*Set task 1:* List every month and year mentioned in the status notes of the TurtlePatch page.
*Set task 2:* According to the TurtlePatch page, which working group discussed TurtlePatch as one option?
*Set task 3:* Revise the TurtlePatch page between "From Semantic Web" and "rewritten January 2014.", inclusive, so that "Proposed" reads "Suggested".

TurtlePatch

From Semantic Web Standards

Status: Proposed by Sandro Hawke, December 2011. Discussed as one option by the Linked Data Platform Working Group, but the group decided not to standardize in this space yet. Largely rewritten January 2014.

Modified July 2014 to include wildcards and use Prefer: blank-nodes=use-genid for handling blank nodes.

Implementations: none known at this time. Report any to sandro@w3.org.

Motivation

Motivation for RDF Patching

A Web server is offering some RDF data, at http://example.org/g1.

1. G1 was very big, and the server wants to allow authorized clients to modify it without them needing to re-transmit the whole thing using an HTTP PUT.

2. Different clients want to update different parts of G1 at the same time. With PUT they would have an if-match etag conflict and have to re-try. If G1 changes faster than some client's round-trip time, it will never be able to update it. With PATCH, in some applications, the client can omit if-match, doing "blind" patching, and still have acceptable results. (Arguably G1 should be split into different resources to address this kind of problem.)

3. The server wants to offer a stream of patches to other systems (clients or slave servers), so they can efficiently maintain an up-to-date copy of g1.

Motivation for TurtlePatch Specifically

TurtlePatch is a subset of SPARQL 1.1 UPDATE which is easier to parse, easier to process, and guaranteed to be fast to process. As such, TurtlePatch is better than SPARQL 1.1 UPDATE in two situations:

1. If patch receivers need to be simple code, not a full SPARQL 1.1 UPDATE implementation. For example, if the receiver is running in a browser or mobile app, or is a small add-on to an existing application.

*Dataset content:*

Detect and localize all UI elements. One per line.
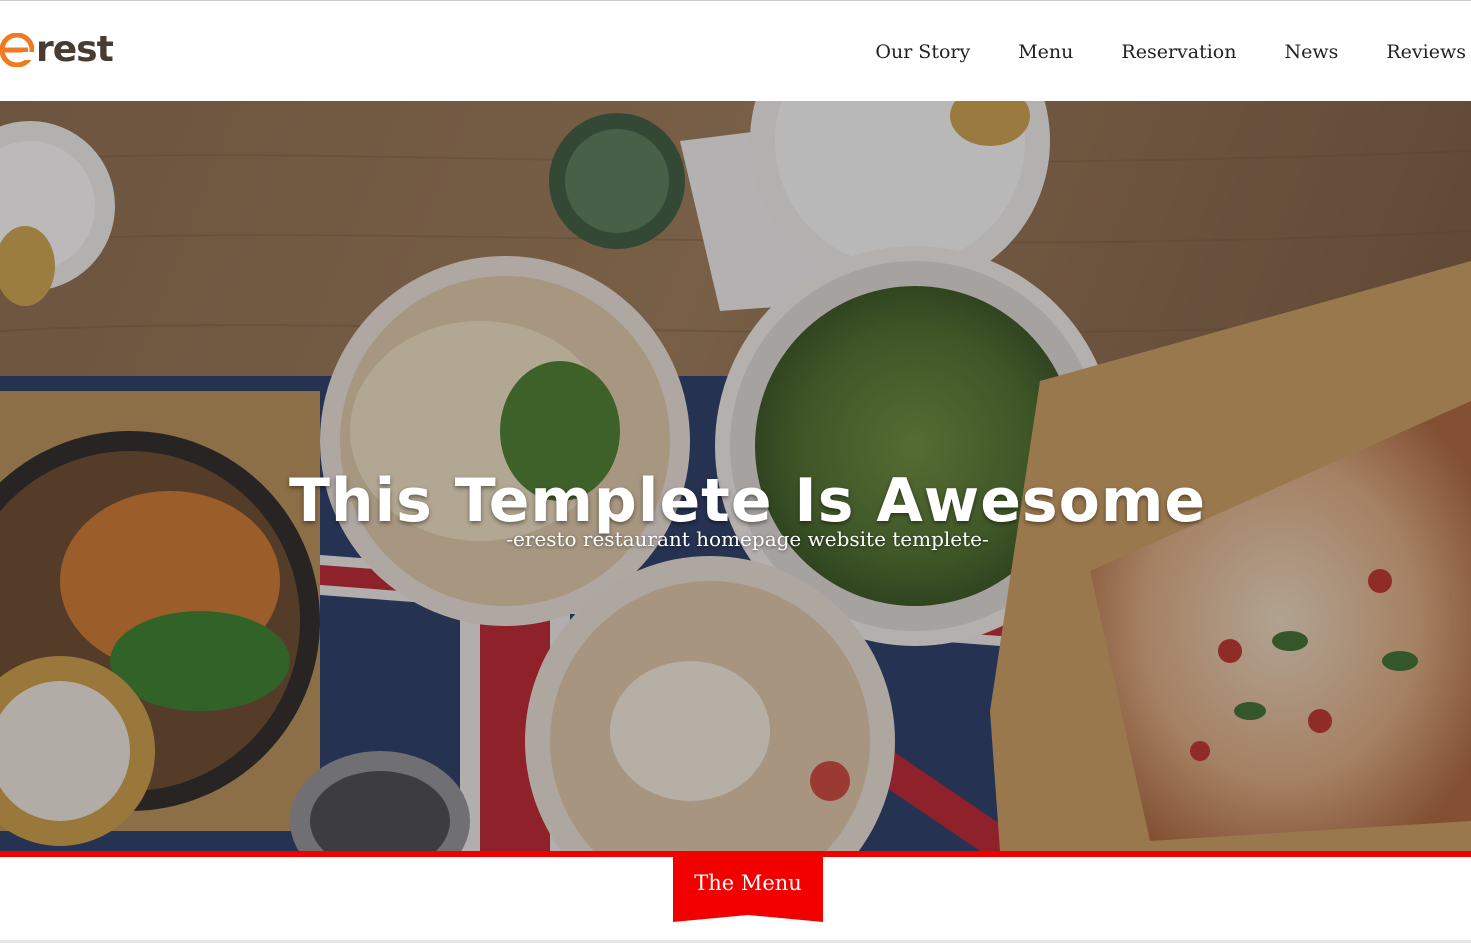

*Exercise solution 1:* December 2011, January 2014, July 2014

*Exercise solution 2:* The Linked Data Platform Working Group.

*Exercise solution 3:*
From Semantic Web Standards

Status: Suggested by Sandro Hawke, December 2011. Discussed as one option by the Linked Data Platform Working Group, but the group decided not to standardize in this space yet. Largely rewritten January 2014.